Directions:
Answer with a number only: how many lines of the data contain "recisa"?
--- Start of Given records ---
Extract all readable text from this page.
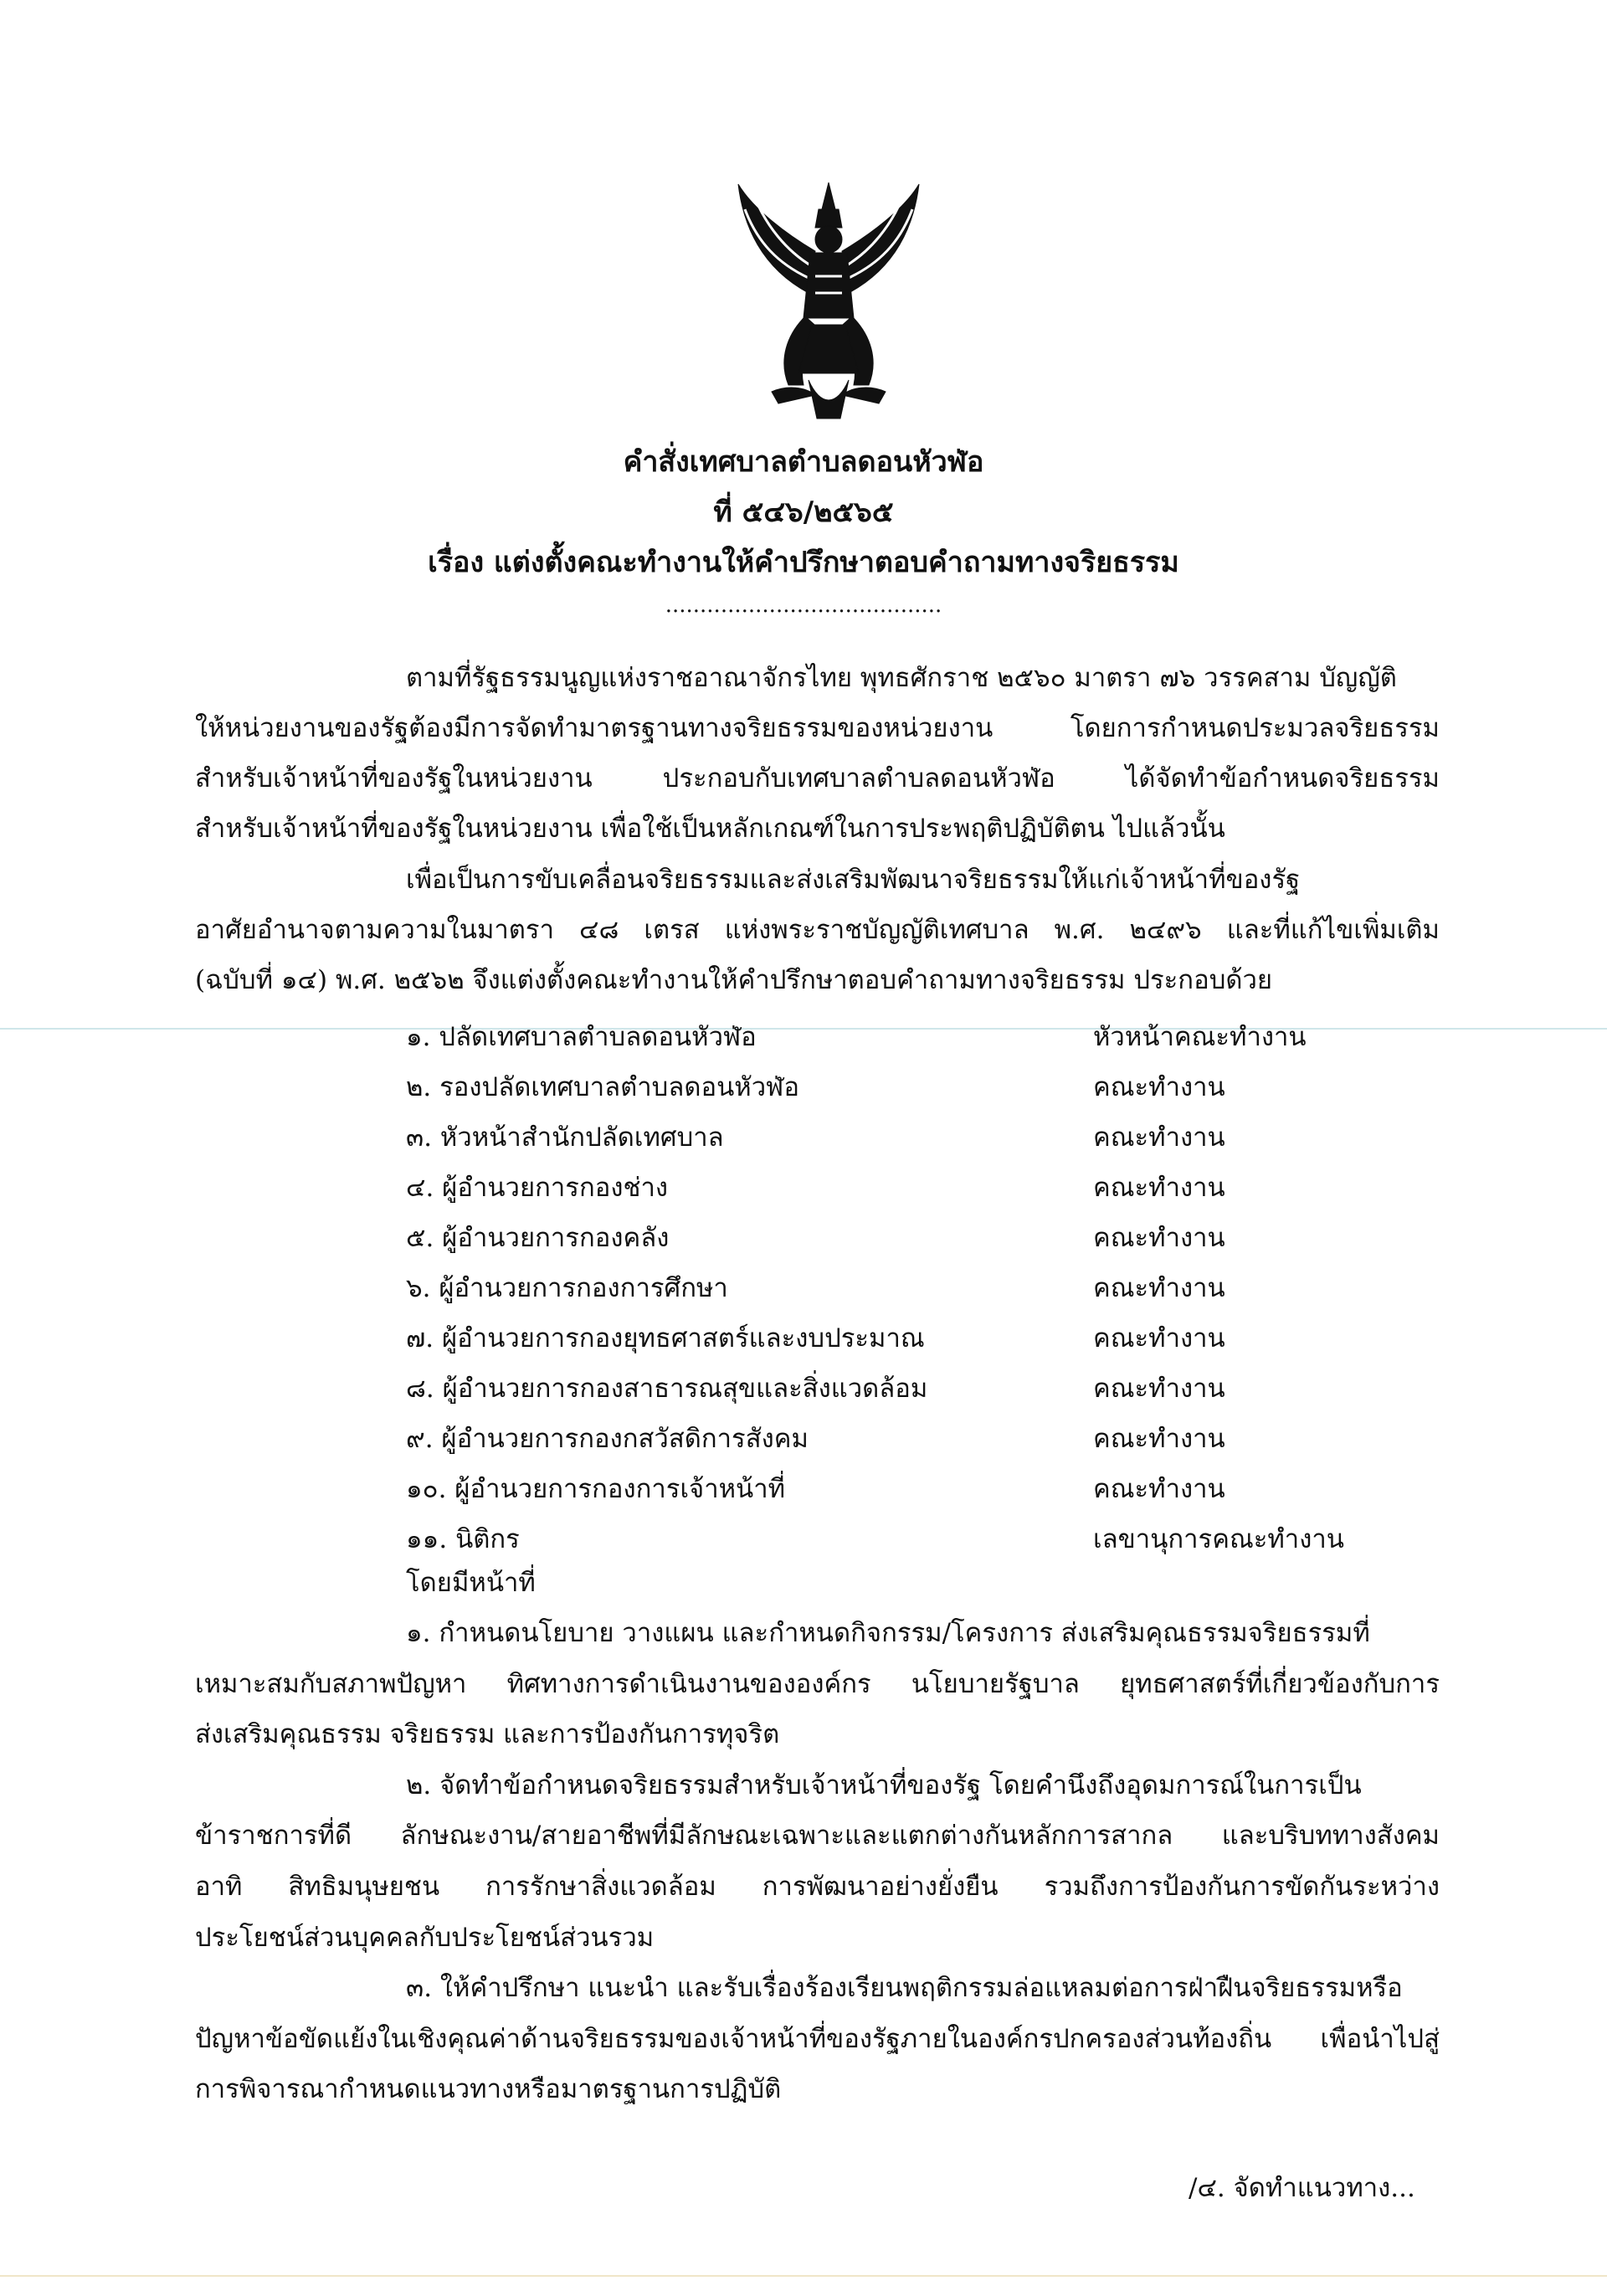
คำสั่งเทศบาลตำบลดอนหัวฬ่อ
ที่ ๕๔๖/๒๕๖๕
เรื่อง แต่งตั้งคณะทำงานให้คำปรึกษาตอบคำถามทางจริยธรรม
........................................
ตามที่รัฐธรรมนูญแห่งราชอาณาจักรไทย พุทธศักราช ๒๕๖๐ มาตรา ๗๖ วรรคสาม บัญญัติ
ให้หน่วยงานของรัฐต้องมีการจัดทำมาตรฐานทางจริยธรรมของหน่วยงาน โดยการกำหนดประมวลจริยธรรม
สำหรับเจ้าหน้าที่ของรัฐในหน่วยงาน ประกอบกับเทศบาลตำบลดอนหัวฬ่อ ได้จัดทำข้อกำหนดจริยธรรม
สำหรับเจ้าหน้าที่ของรัฐในหน่วยงาน เพื่อใช้เป็นหลักเกณฑ์ในการประพฤติปฏิบัติตน ไปแล้วนั้น
เพื่อเป็นการขับเคลื่อนจริยธรรมและส่งเสริมพัฒนาจริยธรรมให้แก่เจ้าหน้าที่ของรัฐ
อาศัยอำนาจตามความในมาตรา ๔๘ เตรส แห่งพระราชบัญญัติเทศบาล พ.ศ. ๒๔๙๖ และที่แก้ไขเพิ่มเติม
(ฉบับที่ ๑๔) พ.ศ. ๒๕๖๒ จึงแต่งตั้งคณะทำงานให้คำปรึกษาตอบคำถามทางจริยธรรม ประกอบด้วย
๑. ปลัดเทศบาลตำบลดอนหัวฬ่อ	หัวหน้าคณะทำงาน
๒. รองปลัดเทศบาลตำบลดอนหัวฬ่อ	คณะทำงาน
๓. หัวหน้าสำนักปลัดเทศบาล	คณะทำงาน
๔. ผู้อำนวยการกองช่าง	คณะทำงาน
๕. ผู้อำนวยการกองคลัง	คณะทำงาน
๖. ผู้อำนวยการกองการศึกษา	คณะทำงาน
๗. ผู้อำนวยการกองยุทธศาสตร์และงบประมาณ	คณะทำงาน
๘. ผู้อำนวยการกองสาธารณสุขและสิ่งแวดล้อม	คณะทำงาน
๙. ผู้อำนวยการกองกสวัสดิการสังคม	คณะทำงาน
๑๐. ผู้อำนวยการกองการเจ้าหน้าที่	คณะทำงาน
๑๑. นิติกร	เลขานุการคณะทำงาน
โดยมีหน้าที่
๑. กำหนดนโยบาย วางแผน และกำหนดกิจกรรม/โครงการ ส่งเสริมคุณธรรมจริยธรรมที่
เหมาะสมกับสภาพปัญหา ทิศทางการดำเนินงานขององค์กร นโยบายรัฐบาล ยุทธศาสตร์ที่เกี่ยวข้องกับการ
ส่งเสริมคุณธรรม จริยธรรม และการป้องกันการทุจริต
๒. จัดทำข้อกำหนดจริยธรรมสำหรับเจ้าหน้าที่ของรัฐ โดยคำนึงถึงอุดมการณ์ในการเป็น
ข้าราชการที่ดี ลักษณะงาน/สายอาชีพที่มีลักษณะเฉพาะและแตกต่างกันหลักการสากล และบริบททางสังคม
อาทิ สิทธิมนุษยชน การรักษาสิ่งแวดล้อม การพัฒนาอย่างยั่งยืน รวมถึงการป้องกันการขัดกันระหว่าง
ประโยชน์ส่วนบุคคลกับประโยชน์ส่วนรวม
๓. ให้คำปรึกษา แนะนำ และรับเรื่องร้องเรียนพฤติกรรมล่อแหลมต่อการฝ่าฝืนจริยธรรมหรือ
ปัญหาข้อขัดแย้งในเชิงคุณค่าด้านจริยธรรมของเจ้าหน้าที่ของรัฐภายในองค์กรปกครองส่วนท้องถิ่น เพื่อนำไปสู่
การพิจารณากำหนดแนวทางหรือมาตรฐานการปฏิบัติ
/๔. จัดทำแนวทาง...
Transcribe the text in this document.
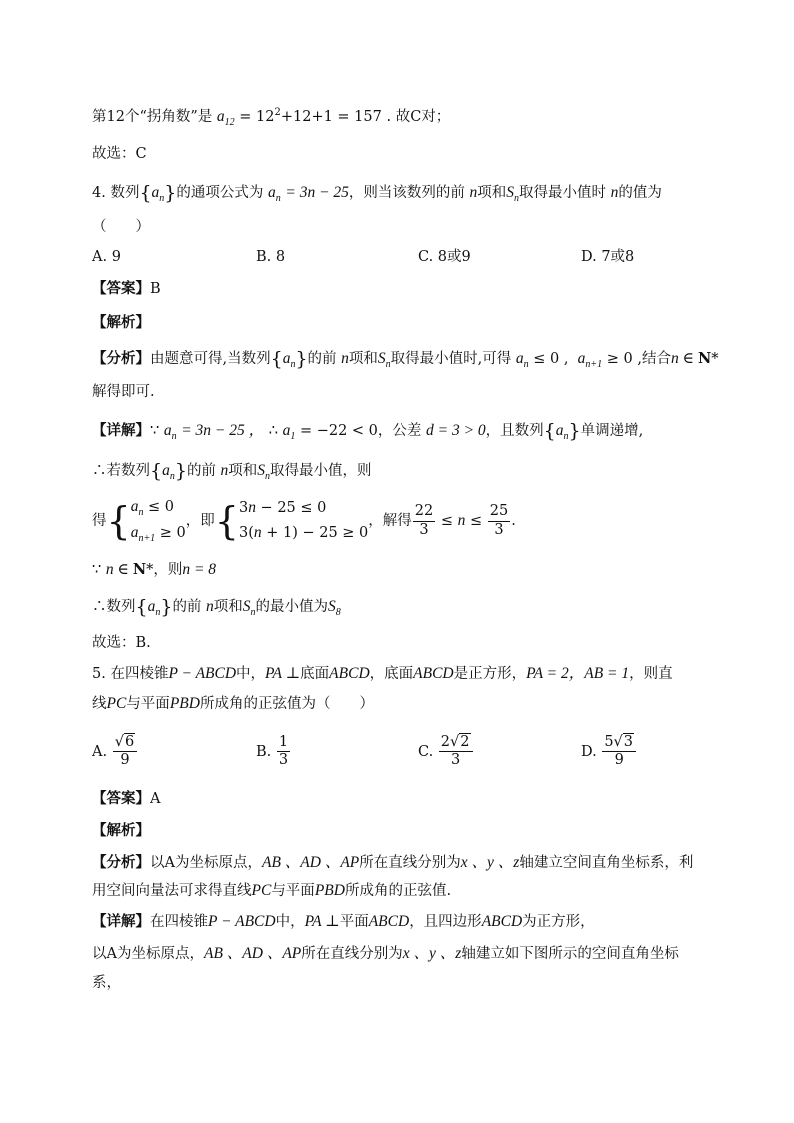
第12个“拐角数”是 $a_{12} = 12^2+12+1 = 157$ . 故C对；
故选：C
4. 数列$\{a_n\}$的通项公式为 $a_n = 3n - 25$，则当该数列的前 n项和$S_n$取得最小值时 n的值为
（　　）
A. 9	B. 8	C. 8或9	D. 7或8
【答案】B
【解析】
【分析】由题意可得,当数列$\{a_n\}$的前 n项和$S_n$取得最小值时,可得 $a_n \le 0$ ,  $a_{n+1} \ge 0$ ,结合n ∈ N*
解得即可.
【详解】∵ $a_n = 3n - 25$ ， ∴ $a_1 = -22 < 0$，公差 d = 3 > 0，且数列$\{a_n\}$单调递增,
∴若数列$\{a_n\}$的前 n项和$S_n$取得最小值，则
得{$a_n \le 0$
$a_{n+1} \ge 0$，即{3n − 25 ≤ 0
3(n + 1) − 25 ≥ 0，解得 $\frac{22}{3} \le n \le \frac{25}{3}$ .
∵ n ∈ N*，则n = 8
∴数列$\{a_n\}$的前 n项和$S_n$的最小值为$S_8$
故选：B.
5. 在四棱锥P − ABCD中，PA ⊥底面ABCD，底面ABCD是正方形，PA = 2，AB = 1，则直
线PC与平面PBD所成角的正弦值为（　　）
A. $\frac{√6}{9}$	B. $\frac{1}{3}$	C. $\frac{2√2}{3}$	D. $\frac{5√3}{9}$
【答案】A
【解析】
【分析】以A为坐标原点，AB 、AD 、AP所在直线分别为x 、y 、z轴建立空间直角坐标系，利
用空间向量法可求得直线PC与平面PBD所成角的正弦值.
【详解】在四棱锥P − ABCD中，PA ⊥平面ABCD，且四边形ABCD为正方形，
以A为坐标原点，AB 、AD 、AP所在直线分别为x 、y 、z轴建立如下图所示的空间直角坐标
系，
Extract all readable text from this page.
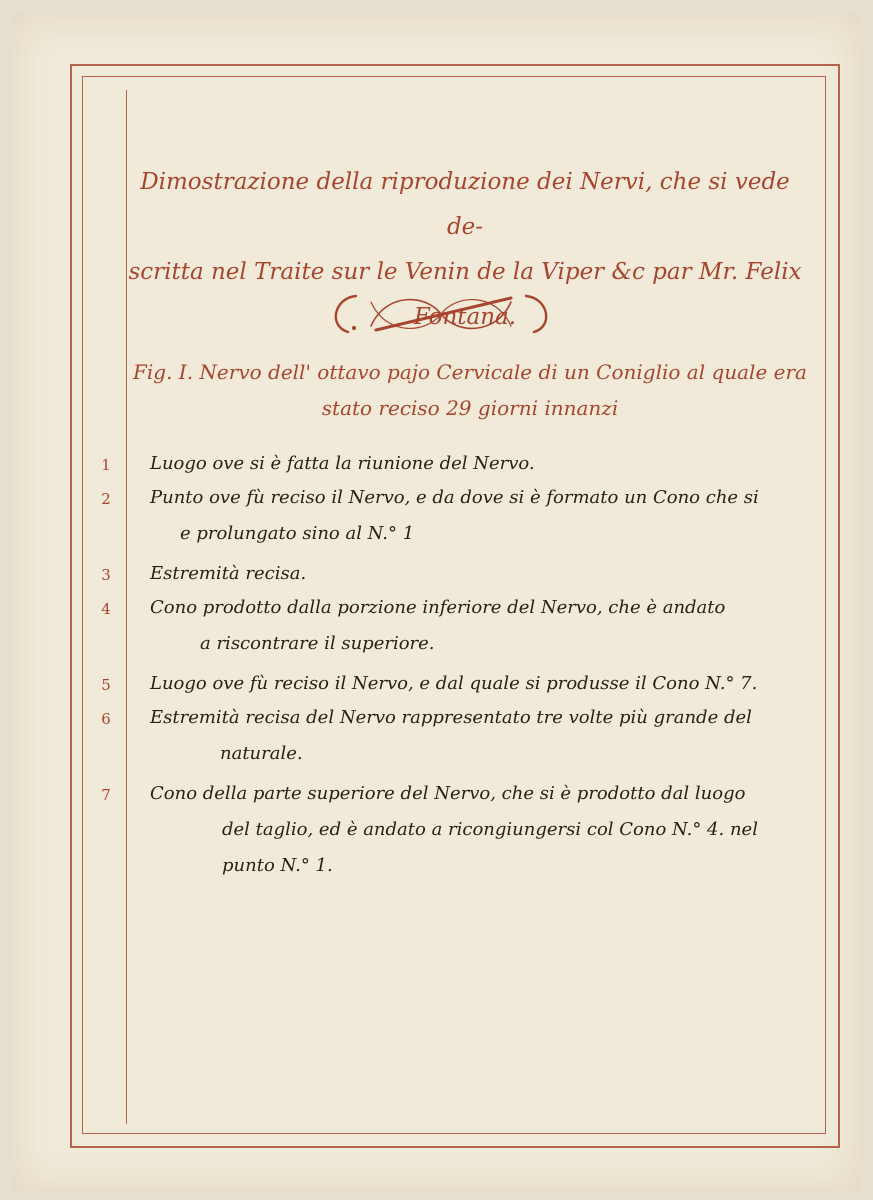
Dimostrazione della riproduzione dei Nervi, che si vede de-
scritta nel Traite sur le Venin de la Viper &c par Mr. Felix
Fontana.
Fig. I. Nervo dell' ottavo pajo Cervicale di un Coniglio al quale era
stato reciso 29 giorni innanzi
1	Luogo ove si è fatta la riunione del Nervo.
2	Punto ove fù reciso il Nervo, e da dove si è formato un Cono che si
e prolungato sino al N.° 1
3	Estremità recisa.
4	Cono prodotto dalla porzione inferiore del Nervo, che è andato
a riscontrare il superiore.
5	Luogo ove fù reciso il Nervo, e dal quale si produsse il Cono N.° 7.
6	Estremità recisa del Nervo rappresentato tre volte più grande del
naturale.
7	Cono della parte superiore del Nervo, che si è prodotto dal luogo
del taglio, ed è andato a ricongiungersi col Cono N.° 4. nel
punto N.° 1.
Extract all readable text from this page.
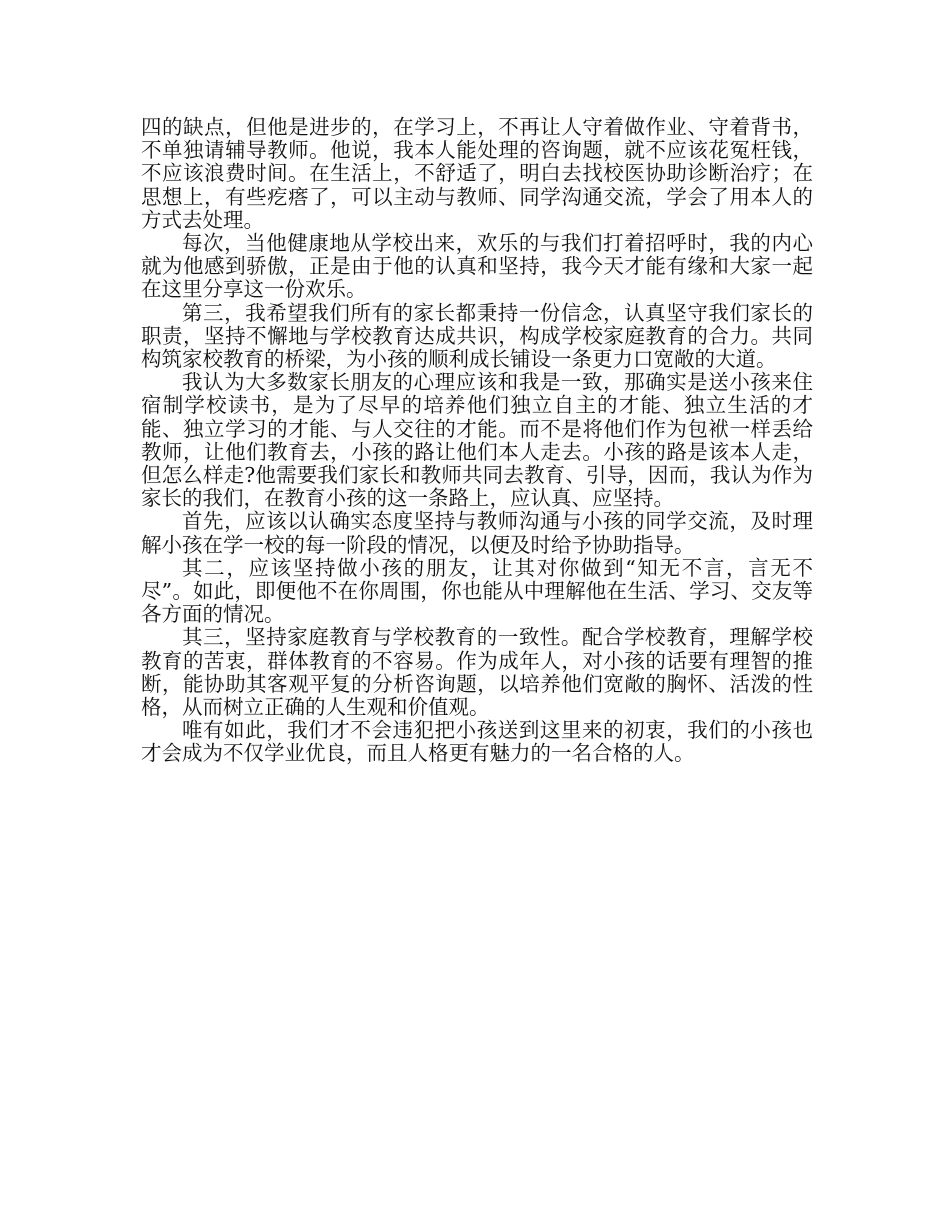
四的缺点，但他是进步的，在学习上，不再让人守着做作业、守着背书，不单独请辅导教师。他说，我本人能处理的咨询题，就不应该花冤枉钱，不应该浪费时间。在生活上，不舒适了，明白去找校医协助诊断治疗；在思想上，有些疙瘩了，可以主动与教师、同学沟通交流，学会了用本人的方式去处理。

每次，当他健康地从学校出来，欢乐的与我们打着招呼时，我的内心就为他感到骄傲，正是由于他的认真和坚持，我今天才能有缘和大家一起在这里分享这一份欢乐。

第三，我希望我们所有的家长都秉持一份信念，认真坚守我们家长的职责，坚持不懈地与学校教育达成共识，构成学校家庭教育的合力。共同构筑家校教育的桥梁，为小孩的顺利成长铺设一条更力口宽敞的大道。

我认为大多数家长朋友的心理应该和我是一致，那确实是送小孩来住宿制学校读书，是为了尽早的培养他们独立自主的才能、独立生活的才能、独立学习的才能、与人交往的才能。而不是将他们作为包袱一样丢给教师，让他们教育去，小孩的路让他们本人走去。小孩的路是该本人走，但怎么样走?他需要我们家长和教师共同去教育、引导，因而，我认为作为家长的我们，在教育小孩的这一条路上，应认真、应坚持。

首先，应该以认确实态度坚持与教师沟通与小孩的同学交流，及时理解小孩在学一校的每一阶段的情况，以便及时给予协助指导。

其二，应该坚持做小孩的朋友，让其对你做到“知无不言，言无不尽”。如此，即便他不在你周围，你也能从中理解他在生活、学习、交友等各方面的情况。

其三，坚持家庭教育与学校教育的一致性。配合学校教育，理解学校教育的苦衷，群体教育的不容易。作为成年人，对小孩的话要有理智的推断，能协助其客观平复的分析咨询题，以培养他们宽敞的胸怀、活泼的性格，从而树立正确的人生观和价值观。

唯有如此，我们才不会违犯把小孩送到这里来的初衷，我们的小孩也才会成为不仅学业优良，而且人格更有魅力的一名合格的人。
--- End of Given records ---
Output for this exercise:
2